----- Records for this task -----

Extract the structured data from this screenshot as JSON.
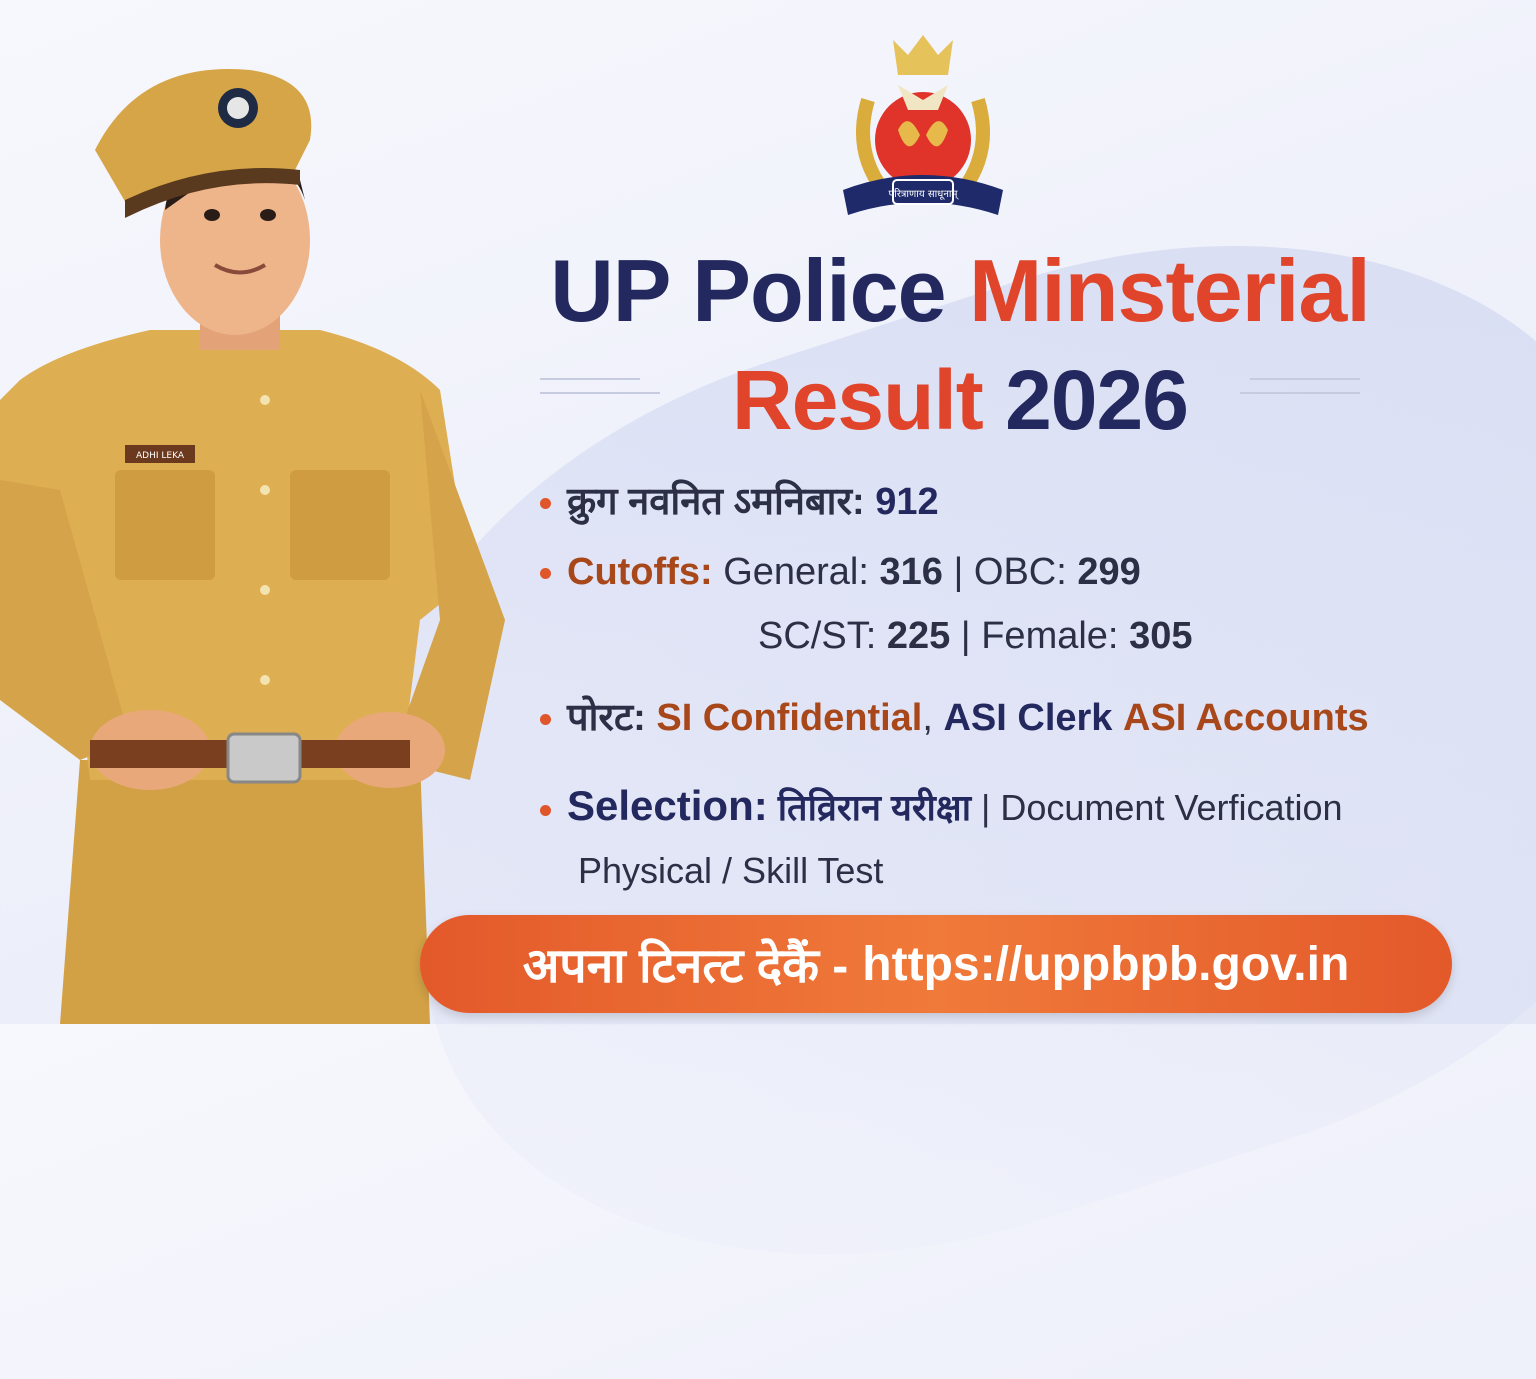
{
  "emblem": {
    "name": "up-police-emblem",
    "motto": "परित्राणाय साधूनाम्"
  },
  "title": {
    "line1_part1": "UP Police",
    "line1_part2": "Minsterial",
    "line2_part1": "Result",
    "line2_part2": "2026"
  },
  "officer": {
    "name_tag": "ADHI LEKA"
  },
  "details": {
    "total": {
      "label": "क्रुग नवनित ऽमनिबार:",
      "value": "912"
    },
    "cutoffs": {
      "label": "Cutoffs:",
      "general_label": "General:",
      "general": "316",
      "obc_label": "OBC:",
      "obc": "299",
      "scst_label": "SC/ST:",
      "scst": "225",
      "female_label": "Female:",
      "female": "305"
    },
    "posts": {
      "label": "पोरट:",
      "post1": "SI Confidential",
      "sep": ",",
      "post2": "ASI Clerk",
      "post3": "ASI Accounts"
    },
    "selection": {
      "label": "Selection:",
      "stage1": "तिव्रिरान यरीक्षा",
      "stage2": "Document Verfication",
      "stage3": "Physical / Skill Test"
    }
  },
  "cta": {
    "text": "अपना टिनत्ट देकैं -",
    "url": "https://uppbpb.gov.in"
  },
  "colors": {
    "navy": "#23285e",
    "accent": "#e0452b",
    "button": "#e8612a",
    "khaki": "#d9a94a"
  }
}
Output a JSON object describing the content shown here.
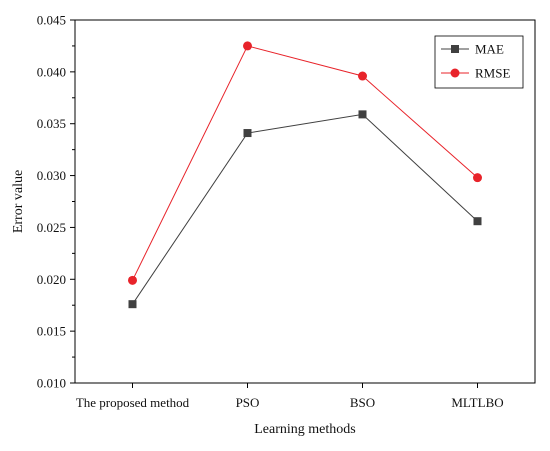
{
  "chart_data": {
    "type": "line",
    "title": "",
    "xlabel": "Learning methods",
    "ylabel": "Error value",
    "categories": [
      "The proposed method",
      "PSO",
      "BSO",
      "MLTLBO"
    ],
    "ylim": [
      0.01,
      0.045
    ],
    "yticks": [
      "0.010",
      "0.015",
      "0.020",
      "0.025",
      "0.030",
      "0.035",
      "0.040",
      "0.045"
    ],
    "grid": false,
    "legend_position": "top-right",
    "series": [
      {
        "name": "MAE",
        "values": [
          0.0176,
          0.0341,
          0.0359,
          0.0256
        ],
        "color": "#404040",
        "marker": "square"
      },
      {
        "name": "RMSE",
        "values": [
          0.0199,
          0.0425,
          0.0396,
          0.0298
        ],
        "color": "#e8232a",
        "marker": "circle"
      }
    ]
  }
}
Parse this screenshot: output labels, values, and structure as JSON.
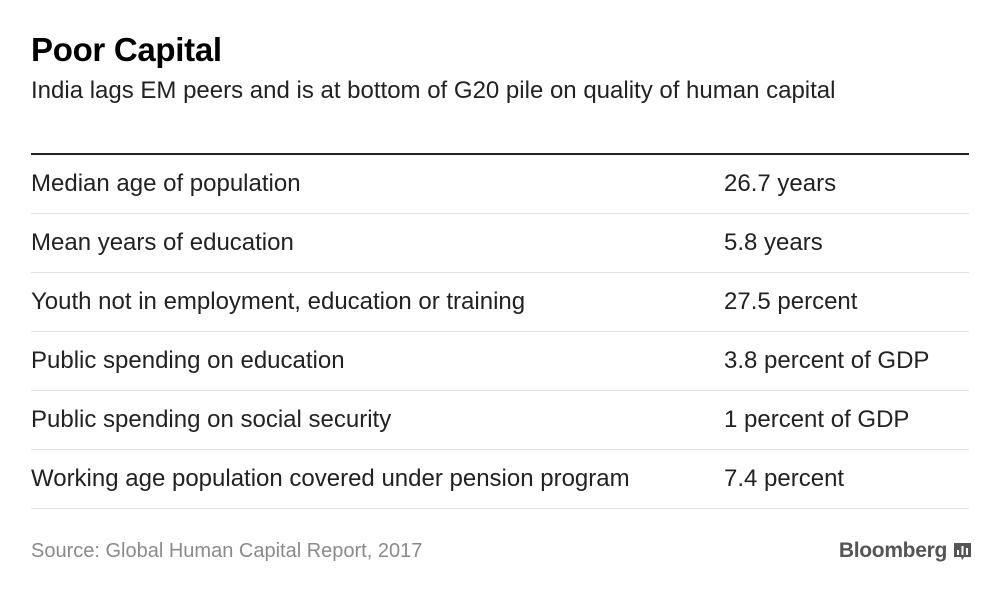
{
  "chart_data": {
    "type": "table",
    "title": "Poor Capital",
    "subtitle": "India lags EM peers and is at bottom of G20 pile on quality of human capital",
    "rows": [
      {
        "label": "Median age of population",
        "value": "26.7 years"
      },
      {
        "label": "Mean years of education",
        "value": "5.8 years"
      },
      {
        "label": "Youth not in employment, education or training",
        "value": "27.5 percent"
      },
      {
        "label": "Public spending on education",
        "value": "3.8 percent of GDP"
      },
      {
        "label": "Public spending on social security",
        "value": "1 percent of GDP"
      },
      {
        "label": "Working age population covered under pension program",
        "value": "7.4 percent"
      }
    ],
    "source": "Source: Global Human Capital Report, 2017"
  },
  "brand": {
    "name": "Bloomberg",
    "icon": "bloomberg-chart-icon"
  },
  "colors": {
    "text": "#222222",
    "source_text": "#8a8a8a",
    "brand": "#555555",
    "divider": "#e2e2e2"
  }
}
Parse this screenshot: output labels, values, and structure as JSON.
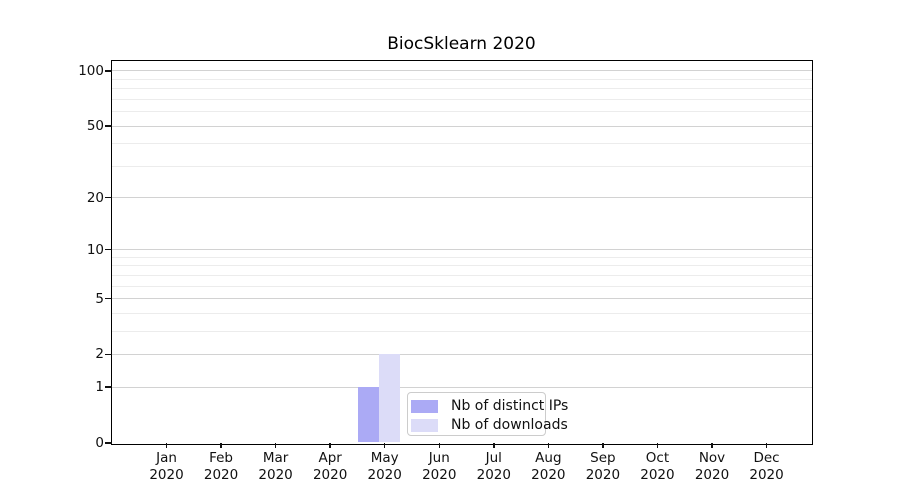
{
  "chart_data": {
    "type": "bar",
    "title": "BiocSklearn 2020",
    "xlabel": "",
    "ylabel": "",
    "categories": [
      "Jan 2020",
      "Feb 2020",
      "Mar 2020",
      "Apr 2020",
      "May 2020",
      "Jun 2020",
      "Jul 2020",
      "Aug 2020",
      "Sep 2020",
      "Oct 2020",
      "Nov 2020",
      "Dec 2020"
    ],
    "series": [
      {
        "name": "Nb of distinct IPs",
        "color": "#abaaf5",
        "values": [
          0,
          0,
          0,
          0,
          1,
          0,
          0,
          0,
          0,
          0,
          0,
          0
        ]
      },
      {
        "name": "Nb of downloads",
        "color": "#dcdcf8",
        "values": [
          0,
          0,
          0,
          0,
          2,
          0,
          0,
          0,
          0,
          0,
          0,
          0
        ]
      }
    ],
    "yscale": "log1p",
    "ylim": [
      0,
      113
    ],
    "y_ticks": [
      0,
      1,
      2,
      5,
      10,
      20,
      50,
      100
    ],
    "y_minor_ticks": [
      3,
      4,
      6,
      7,
      8,
      9,
      30,
      40,
      60,
      70,
      80,
      90
    ],
    "grid": true,
    "legend_position": "lower center",
    "colors": {
      "major_grid": "#d2d2d2",
      "minor_grid": "#ececec",
      "spine": "#000000",
      "legend_border": "#cccccc"
    }
  }
}
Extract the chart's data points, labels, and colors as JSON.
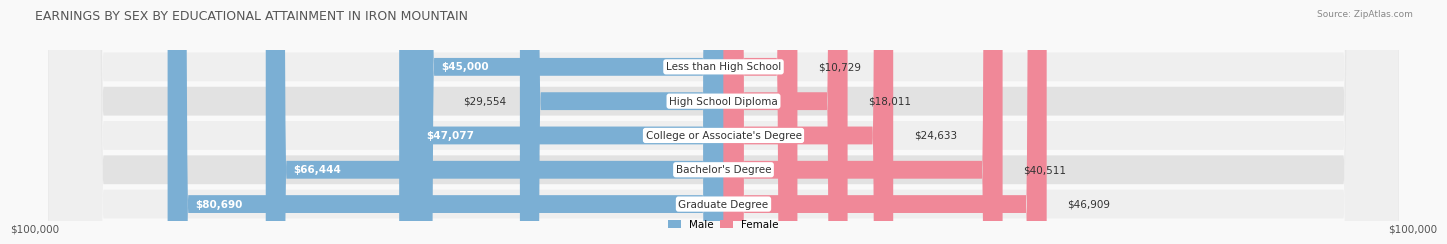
{
  "title": "EARNINGS BY SEX BY EDUCATIONAL ATTAINMENT IN IRON MOUNTAIN",
  "source": "Source: ZipAtlas.com",
  "categories": [
    "Less than High School",
    "High School Diploma",
    "College or Associate's Degree",
    "Bachelor's Degree",
    "Graduate Degree"
  ],
  "male_values": [
    45000,
    29554,
    47077,
    66444,
    80690
  ],
  "female_values": [
    10729,
    18011,
    24633,
    40511,
    46909
  ],
  "male_labels": [
    "$45,000",
    "$29,554",
    "$47,077",
    "$66,444",
    "$80,690"
  ],
  "female_labels": [
    "$10,729",
    "$18,011",
    "$24,633",
    "$40,511",
    "$46,909"
  ],
  "male_color": "#7bafd4",
  "female_color": "#f08898",
  "row_bg_color_light": "#efefef",
  "row_bg_color_dark": "#e2e2e2",
  "axis_max": 100000,
  "xlabel_left": "$100,000",
  "xlabel_right": "$100,000",
  "title_fontsize": 9,
  "label_fontsize": 7.5,
  "tick_fontsize": 7.5,
  "legend_male": "Male",
  "legend_female": "Female",
  "fig_bg": "#f9f9f9"
}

-----

Repeat all the data as it stands, dropping any images it holds.

Result:
Extract the structured data from this screenshot as JSON.
{
  "emblem": {
    "name": "up-police-emblem",
    "motto": "परित्राणाय साधूनाम्"
  },
  "title": {
    "line1_part1": "UP Police",
    "line1_part2": "Minsterial",
    "line2_part1": "Result",
    "line2_part2": "2026"
  },
  "officer": {
    "name_tag": "ADHI LEKA"
  },
  "details": {
    "total": {
      "label": "क्रुग नवनित ऽमनिबार:",
      "value": "912"
    },
    "cutoffs": {
      "label": "Cutoffs:",
      "general_label": "General:",
      "general": "316",
      "obc_label": "OBC:",
      "obc": "299",
      "scst_label": "SC/ST:",
      "scst": "225",
      "female_label": "Female:",
      "female": "305"
    },
    "posts": {
      "label": "पोरट:",
      "post1": "SI Confidential",
      "sep": ",",
      "post2": "ASI Clerk",
      "post3": "ASI Accounts"
    },
    "selection": {
      "label": "Selection:",
      "stage1": "तिव्रिरान यरीक्षा",
      "stage2": "Document Verfication",
      "stage3": "Physical / Skill Test"
    }
  },
  "cta": {
    "text": "अपना टिनत्ट देकैं -",
    "url": "https://uppbpb.gov.in"
  },
  "colors": {
    "navy": "#23285e",
    "accent": "#e0452b",
    "button": "#e8612a",
    "khaki": "#d9a94a"
  }
}
Output a JSON object describing the content shown here.
{
  "chart_data": {
    "type": "line",
    "title": "",
    "xlabel": "Learning methods",
    "ylabel": "Error value",
    "categories": [
      "The proposed method",
      "PSO",
      "BSO",
      "MLTLBO"
    ],
    "ylim": [
      0.01,
      0.045
    ],
    "yticks": [
      "0.010",
      "0.015",
      "0.020",
      "0.025",
      "0.030",
      "0.035",
      "0.040",
      "0.045"
    ],
    "grid": false,
    "legend_position": "top-right",
    "series": [
      {
        "name": "MAE",
        "values": [
          0.0176,
          0.0341,
          0.0359,
          0.0256
        ],
        "color": "#404040",
        "marker": "square"
      },
      {
        "name": "RMSE",
        "values": [
          0.0199,
          0.0425,
          0.0396,
          0.0298
        ],
        "color": "#e8232a",
        "marker": "circle"
      }
    ]
  }
}
Parse this screenshot: output labels, values, and structure as JSON.
{
  "chart_data": {
    "type": "table",
    "title": "Poor Capital",
    "subtitle": "India lags EM peers and is at bottom of G20 pile on quality of human capital",
    "rows": [
      {
        "label": "Median age of population",
        "value": "26.7 years"
      },
      {
        "label": "Mean years of education",
        "value": "5.8 years"
      },
      {
        "label": "Youth not in employment, education or training",
        "value": "27.5 percent"
      },
      {
        "label": "Public spending on education",
        "value": "3.8 percent of GDP"
      },
      {
        "label": "Public spending on social security",
        "value": "1 percent of GDP"
      },
      {
        "label": "Working age population covered under pension program",
        "value": "7.4 percent"
      }
    ],
    "source": "Source: Global Human Capital Report, 2017"
  },
  "brand": {
    "name": "Bloomberg",
    "icon": "bloomberg-chart-icon"
  },
  "colors": {
    "text": "#222222",
    "source_text": "#8a8a8a",
    "brand": "#555555",
    "divider": "#e2e2e2"
  }
}
Parse this screenshot: output labels, values, and structure as JSON.
{
  "chart_data": {
    "type": "bar",
    "title": "BiocSklearn 2020",
    "xlabel": "",
    "ylabel": "",
    "categories": [
      "Jan 2020",
      "Feb 2020",
      "Mar 2020",
      "Apr 2020",
      "May 2020",
      "Jun 2020",
      "Jul 2020",
      "Aug 2020",
      "Sep 2020",
      "Oct 2020",
      "Nov 2020",
      "Dec 2020"
    ],
    "series": [
      {
        "name": "Nb of distinct IPs",
        "color": "#abaaf5",
        "values": [
          0,
          0,
          0,
          0,
          1,
          0,
          0,
          0,
          0,
          0,
          0,
          0
        ]
      },
      {
        "name": "Nb of downloads",
        "color": "#dcdcf8",
        "values": [
          0,
          0,
          0,
          0,
          2,
          0,
          0,
          0,
          0,
          0,
          0,
          0
        ]
      }
    ],
    "yscale": "log1p",
    "ylim": [
      0,
      113
    ],
    "y_ticks": [
      0,
      1,
      2,
      5,
      10,
      20,
      50,
      100
    ],
    "y_minor_ticks": [
      3,
      4,
      6,
      7,
      8,
      9,
      30,
      40,
      60,
      70,
      80,
      90
    ],
    "grid": true,
    "legend_position": "lower center",
    "colors": {
      "major_grid": "#d2d2d2",
      "minor_grid": "#ececec",
      "spine": "#000000",
      "legend_border": "#cccccc"
    }
  }
}
Extract the chart's data points, labels, and colors as JSON.
{
  "title": "EARNINGS BY SEX BY EDUCATIONAL ATTAINMENT IN IRON MOUNTAIN",
  "source": "Source: ZipAtlas.com",
  "categories": [
    "Less than High School",
    "High School Diploma",
    "College or Associate's Degree",
    "Bachelor's Degree",
    "Graduate Degree"
  ],
  "male_values": [
    45000,
    29554,
    47077,
    66444,
    80690
  ],
  "female_values": [
    10729,
    18011,
    24633,
    40511,
    46909
  ],
  "male_labels": [
    "$45,000",
    "$29,554",
    "$47,077",
    "$66,444",
    "$80,690"
  ],
  "female_labels": [
    "$10,729",
    "$18,011",
    "$24,633",
    "$40,511",
    "$46,909"
  ],
  "male_color": "#7bafd4",
  "female_color": "#f08898",
  "row_bg_color_light": "#efefef",
  "row_bg_color_dark": "#e2e2e2",
  "axis_max": 100000,
  "xlabel_left": "$100,000",
  "xlabel_right": "$100,000",
  "title_fontsize": 9,
  "label_fontsize": 7.5,
  "tick_fontsize": 7.5,
  "legend_male": "Male",
  "legend_female": "Female",
  "fig_bg": "#f9f9f9"
}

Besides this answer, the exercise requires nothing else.